● Required task:
Extract every line below, verbatim.

● The records:
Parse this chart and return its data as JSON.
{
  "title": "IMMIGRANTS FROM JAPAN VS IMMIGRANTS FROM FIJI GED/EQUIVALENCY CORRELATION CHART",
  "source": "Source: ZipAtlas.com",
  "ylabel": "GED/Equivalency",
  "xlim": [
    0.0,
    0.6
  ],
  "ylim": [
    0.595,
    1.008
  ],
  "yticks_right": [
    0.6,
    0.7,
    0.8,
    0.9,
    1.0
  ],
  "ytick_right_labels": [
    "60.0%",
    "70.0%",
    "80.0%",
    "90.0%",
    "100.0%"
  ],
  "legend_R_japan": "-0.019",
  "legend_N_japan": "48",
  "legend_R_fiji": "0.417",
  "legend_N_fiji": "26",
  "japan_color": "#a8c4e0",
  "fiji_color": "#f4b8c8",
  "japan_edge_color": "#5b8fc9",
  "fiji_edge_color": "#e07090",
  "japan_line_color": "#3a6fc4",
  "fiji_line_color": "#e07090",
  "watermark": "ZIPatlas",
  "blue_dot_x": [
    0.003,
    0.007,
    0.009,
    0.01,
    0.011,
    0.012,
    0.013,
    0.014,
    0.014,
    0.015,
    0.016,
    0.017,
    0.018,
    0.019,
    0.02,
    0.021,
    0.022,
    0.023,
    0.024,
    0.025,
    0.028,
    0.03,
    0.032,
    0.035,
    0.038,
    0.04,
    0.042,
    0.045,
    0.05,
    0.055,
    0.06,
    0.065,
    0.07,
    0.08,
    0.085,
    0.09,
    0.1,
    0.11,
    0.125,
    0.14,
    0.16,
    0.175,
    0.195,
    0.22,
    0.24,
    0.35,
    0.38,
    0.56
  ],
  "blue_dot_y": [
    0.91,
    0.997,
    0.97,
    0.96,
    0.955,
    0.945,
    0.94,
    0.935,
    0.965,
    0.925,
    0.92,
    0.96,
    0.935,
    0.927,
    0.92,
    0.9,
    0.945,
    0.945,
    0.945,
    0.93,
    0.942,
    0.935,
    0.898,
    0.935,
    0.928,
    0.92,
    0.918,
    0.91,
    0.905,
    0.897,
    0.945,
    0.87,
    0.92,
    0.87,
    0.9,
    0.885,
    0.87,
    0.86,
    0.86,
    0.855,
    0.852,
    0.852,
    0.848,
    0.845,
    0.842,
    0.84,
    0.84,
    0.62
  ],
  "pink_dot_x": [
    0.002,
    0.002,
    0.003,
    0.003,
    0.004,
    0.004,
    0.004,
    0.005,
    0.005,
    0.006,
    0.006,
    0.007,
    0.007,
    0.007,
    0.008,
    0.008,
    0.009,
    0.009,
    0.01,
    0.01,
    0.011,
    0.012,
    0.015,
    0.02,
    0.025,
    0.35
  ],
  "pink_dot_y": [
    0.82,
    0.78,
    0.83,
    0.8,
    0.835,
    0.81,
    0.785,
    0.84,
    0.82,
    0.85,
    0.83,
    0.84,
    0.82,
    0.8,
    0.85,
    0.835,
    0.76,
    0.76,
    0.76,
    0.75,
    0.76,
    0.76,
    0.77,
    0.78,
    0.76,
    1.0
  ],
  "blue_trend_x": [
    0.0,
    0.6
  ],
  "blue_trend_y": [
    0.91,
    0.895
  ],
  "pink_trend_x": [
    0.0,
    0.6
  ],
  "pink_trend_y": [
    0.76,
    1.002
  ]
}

● Result for this exercise:
Parse this chart and return its data as JSON.
{
  "title": "IMMIGRANTS FROM JAPAN VS IMMIGRANTS FROM FIJI GED/EQUIVALENCY CORRELATION CHART",
  "source": "Source: ZipAtlas.com",
  "ylabel": "GED/Equivalency",
  "xlim": [
    0.0,
    0.6
  ],
  "ylim": [
    0.595,
    1.008
  ],
  "yticks_right": [
    0.6,
    0.7,
    0.8,
    0.9,
    1.0
  ],
  "ytick_right_labels": [
    "60.0%",
    "70.0%",
    "80.0%",
    "90.0%",
    "100.0%"
  ],
  "legend_R_japan": "-0.019",
  "legend_N_japan": "48",
  "legend_R_fiji": "0.417",
  "legend_N_fiji": "26",
  "japan_color": "#a8c4e0",
  "fiji_color": "#f4b8c8",
  "japan_edge_color": "#5b8fc9",
  "fiji_edge_color": "#e07090",
  "japan_line_color": "#3a6fc4",
  "fiji_line_color": "#e07090",
  "watermark": "ZIPatlas",
  "blue_dot_x": [
    0.003,
    0.007,
    0.009,
    0.01,
    0.011,
    0.012,
    0.013,
    0.014,
    0.014,
    0.015,
    0.016,
    0.017,
    0.018,
    0.019,
    0.02,
    0.021,
    0.022,
    0.023,
    0.024,
    0.025,
    0.028,
    0.03,
    0.032,
    0.035,
    0.038,
    0.04,
    0.042,
    0.045,
    0.05,
    0.055,
    0.06,
    0.065,
    0.07,
    0.08,
    0.085,
    0.09,
    0.1,
    0.11,
    0.125,
    0.14,
    0.16,
    0.175,
    0.195,
    0.22,
    0.24,
    0.35,
    0.38,
    0.56
  ],
  "blue_dot_y": [
    0.91,
    0.997,
    0.97,
    0.96,
    0.955,
    0.945,
    0.94,
    0.935,
    0.965,
    0.925,
    0.92,
    0.96,
    0.935,
    0.927,
    0.92,
    0.9,
    0.945,
    0.945,
    0.945,
    0.93,
    0.942,
    0.935,
    0.898,
    0.935,
    0.928,
    0.92,
    0.918,
    0.91,
    0.905,
    0.897,
    0.945,
    0.87,
    0.92,
    0.87,
    0.9,
    0.885,
    0.87,
    0.86,
    0.86,
    0.855,
    0.852,
    0.852,
    0.848,
    0.845,
    0.842,
    0.84,
    0.84,
    0.62
  ],
  "pink_dot_x": [
    0.002,
    0.002,
    0.003,
    0.003,
    0.004,
    0.004,
    0.004,
    0.005,
    0.005,
    0.006,
    0.006,
    0.007,
    0.007,
    0.007,
    0.008,
    0.008,
    0.009,
    0.009,
    0.01,
    0.01,
    0.011,
    0.012,
    0.015,
    0.02,
    0.025,
    0.35
  ],
  "pink_dot_y": [
    0.82,
    0.78,
    0.83,
    0.8,
    0.835,
    0.81,
    0.785,
    0.84,
    0.82,
    0.85,
    0.83,
    0.84,
    0.82,
    0.8,
    0.85,
    0.835,
    0.76,
    0.76,
    0.76,
    0.75,
    0.76,
    0.76,
    0.77,
    0.78,
    0.76,
    1.0
  ],
  "blue_trend_x": [
    0.0,
    0.6
  ],
  "blue_trend_y": [
    0.91,
    0.895
  ],
  "pink_trend_x": [
    0.0,
    0.6
  ],
  "pink_trend_y": [
    0.76,
    1.002
  ]
}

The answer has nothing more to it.